- _Instructions to follow_:
Show each line of the data below that has the string "তরপত" in it.
━━━━━━━━━━━━━━━━━━━━━━━━━━━━━━
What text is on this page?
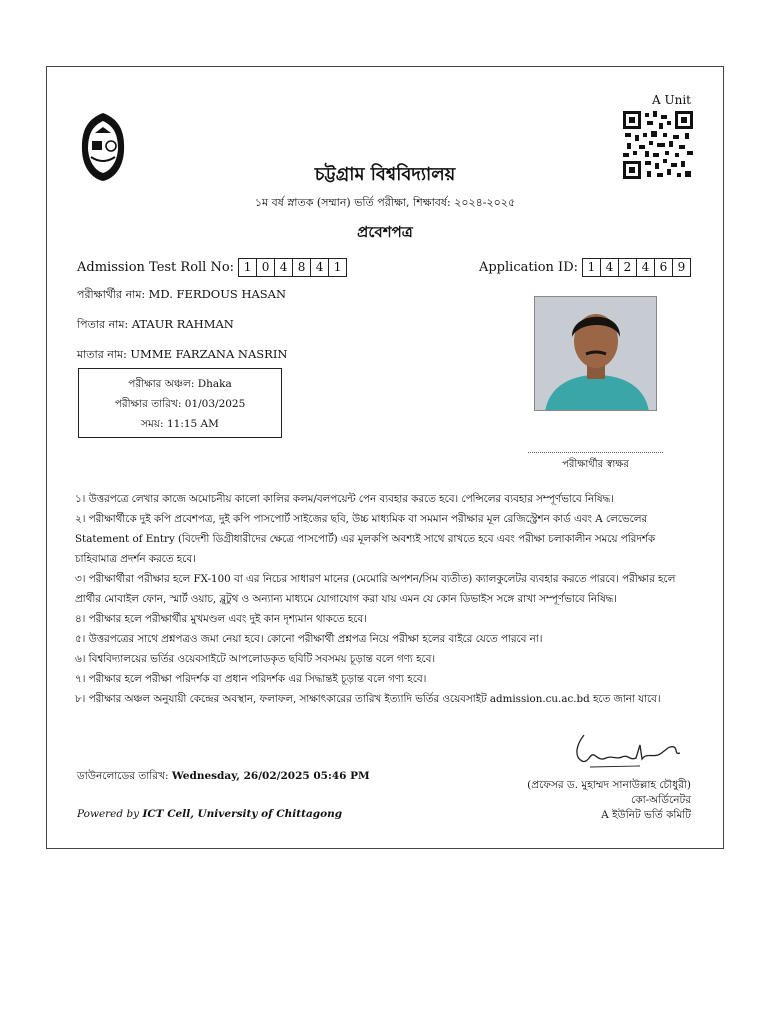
A Unit
চট্টগ্রাম বিশ্ববিদ্যালয়
১ম বর্ষ স্নাতক (সম্মান) ভর্তি পরীক্ষা, শিক্ষাবর্ষ: ২০২৪-২০২৫
প্রবেশপত্র
Admission Test Roll No: 1 0 4 8 4 1	Application ID: 1 4 2 4 6 9
পরীক্ষার্থীর নাম: MD. FERDOUS HASAN
পিতার নাম: ATAUR RAHMAN
মাতার নাম: UMME FARZANA NASRIN
পরীক্ষার অঞ্চল: Dhaka
পরীক্ষার তারিখ: 01/03/2025
সময়: 11:15 AM
পরীক্ষার্থীর স্বাক্ষর

১। উত্তরপত্রে লেখার কাজে অমোচনীয় কালো কালির কলম/বলপয়েন্ট পেন ব্যবহার করতে হবে। পেন্সিলের ব্যবহার সম্পূর্ণভাবে নিষিদ্ধ।

২। পরীক্ষার্থীকে দুই কপি প্রবেশপত্র, দুই কপি পাসপোর্ট সাইজের ছবি, উচ্চ মাধ্যমিক বা সমমান পরীক্ষার মূল রেজিস্ট্রেশন কার্ড এবং A লেভেলের Statement of Entry (বিদেশী ডিগ্রীধারীদের ক্ষেত্রে পাসপোর্ট) এর মূলকপি অবশ্যই সাথে রাখতে হবে এবং পরীক্ষা চলাকালীন সময়ে পরিদর্শক চাহিবামাত্র প্রদর্শন করতে হবে।

৩। পরীক্ষার্থীরা পরীক্ষার হলে FX-100 বা এর নিচের সাধারণ মানের (মেমোরি অপশন/সিম ব্যতীত) ক্যালকুলেটর ব্যবহার করতে পারবে। পরীক্ষার হলে প্রার্থীর মোবাইল ফোন, স্মার্ট ওয়াচ, ব্লুটুথ ও অন্যান্য মাধ্যমে যোগাযোগ করা যায় এমন যে কোন ডিভাইস সঙ্গে রাখা সম্পূর্ণভাবে নিষিদ্ধ।

৪। পরীক্ষার হলে পরীক্ষার্থীর মুখমণ্ডল এবং দুই কান দৃশ্যমান থাকতে হবে।

৫। উত্তরপত্রের সাথে প্রশ্নপত্রও জমা নেয়া হবে। কোনো পরীক্ষার্থী প্রশ্নপত্র নিয়ে পরীক্ষা হলের বাইরে যেতে পারবে না।

৬। বিশ্ববিদ্যালয়ের ভর্তির ওয়েবসাইটে আপলোডকৃত ছবিটি সবসময় চূড়ান্ত বলে গণ্য হবে।

৭। পরীক্ষার হলে পরীক্ষা পরিদর্শক বা প্রধান পরিদর্শক এর সিদ্ধান্তই চূড়ান্ত বলে গণ্য হবে।

৮। পরীক্ষার অঞ্চল অনুযায়ী কেন্দ্রের অবস্থান, ফলাফল, সাক্ষাৎকারের তারিখ ইত্যাদি ভর্তির ওয়েবসাইট admission.cu.ac.bd হতে জানা যাবে।

ডাউনলোডের তারিখ: Wednesday, 26/02/2025 05:46 PM
Powered by ICT Cell, University of Chittagong
(প্রফেসর ড. মুহাম্মদ সানাউল্লাহ চৌধুরী)
কো-অর্ডিনেটর
A ইউনিট ভর্তি কমিটি
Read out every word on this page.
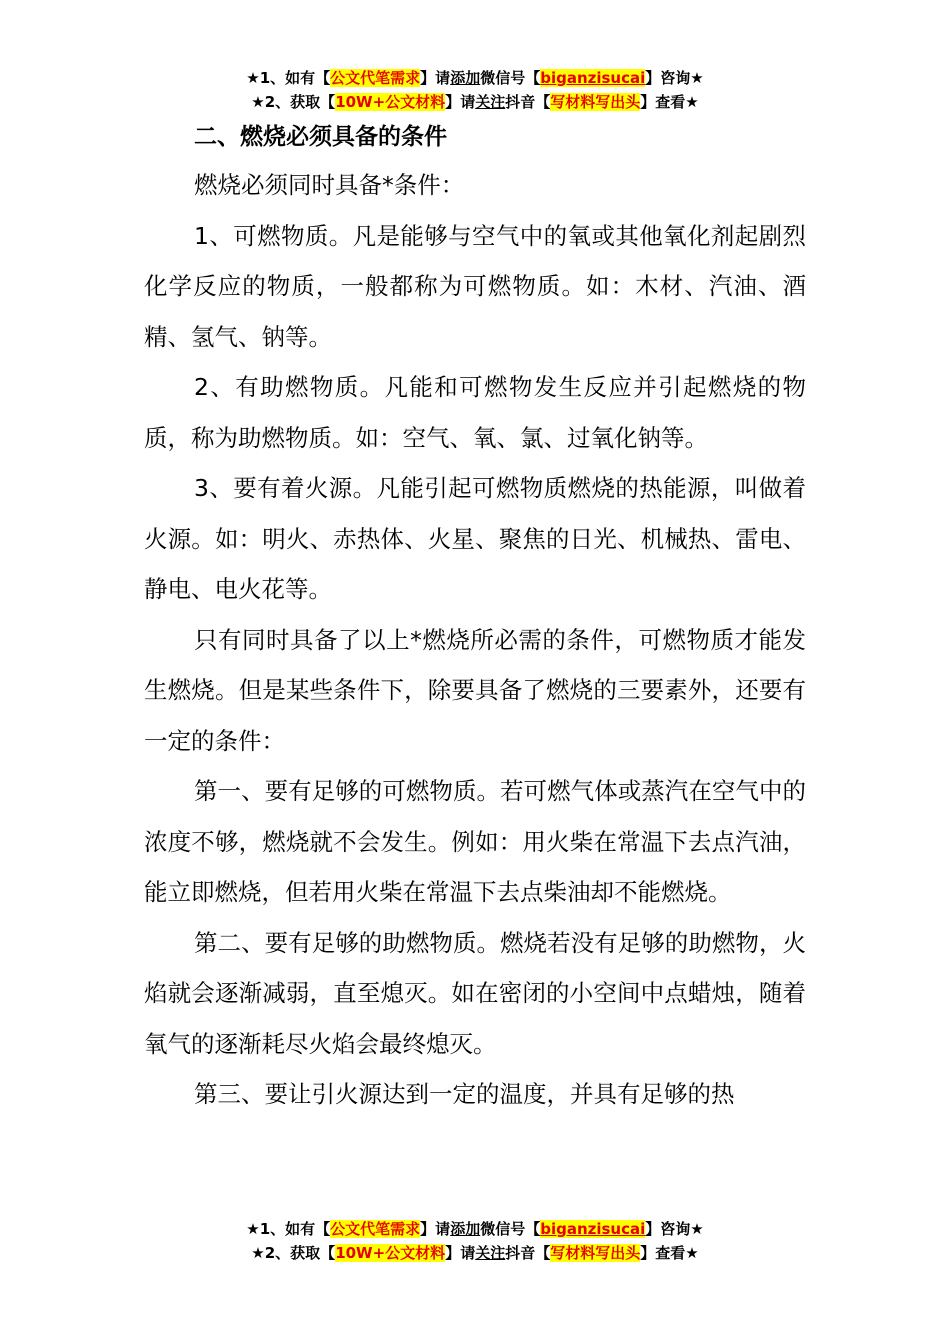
★1、如有【公文代笔需求】请添加微信号【biganzisucai】咨询★
★2、获取【10W+公文材料】请关注抖音【写材料写出头】查看★
二、燃烧必须具备的条件

燃烧必须同时具备*条件：

1、可燃物质。凡是能够与空气中的氧或其他氧化剂起剧烈化学反应的物质，一般都称为可燃物质。如：木材、汽油、酒精、氢气、钠等。

2、有助燃物质。凡能和可燃物发生反应并引起燃烧的物质，称为助燃物质。如：空气、氧、氯、过氧化钠等。

3、要有着火源。凡能引起可燃物质燃烧的热能源，叫做着火源。如：明火、赤热体、火星、聚焦的日光、机械热、雷电、静电、电火花等。

只有同时具备了以上*燃烧所必需的条件，可燃物质才能发生燃烧。但是某些条件下，除要具备了燃烧的三要素外，还要有一定的条件：

第一、要有足够的可燃物质。若可燃气体或蒸汽在空气中的浓度不够，燃烧就不会发生。例如：用火柴在常温下去点汽油，能立即燃烧，但若用火柴在常温下去点柴油却不能燃烧。

第二、要有足够的助燃物质。燃烧若没有足够的助燃物，火焰就会逐渐减弱，直至熄灭。如在密闭的小空间中点蜡烛，随着氧气的逐渐耗尽火焰会最终熄灭。

第三、要让引火源达到一定的温度，并具有足够的热

★1、如有【公文代笔需求】请添加微信号【biganzisucai】咨询★
★2、获取【10W+公文材料】请关注抖音【写材料写出头】查看★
━━━━━━━━━━━━━━━━━━━━━━━━━━━━━━
- _Full solution_:
১। উত্তরপত্রে লেখার কাজে অমোচনীয় কালো কালির কলম/বলপয়েন্ট পেন ব্যবহার করতে হবে। পেন্সিলের ব্যবহার সম্পূর্ণভাবে নিষিদ্ধ।
৫। উত্তরপত্রের সাথে প্রশ্নপত্রও জমা নেয়া হবে। কোনো পরীক্ষার্থী প্রশ্নপত্র নিয়ে পরীক্ষা হলের বাইরে যেতে পারবে না।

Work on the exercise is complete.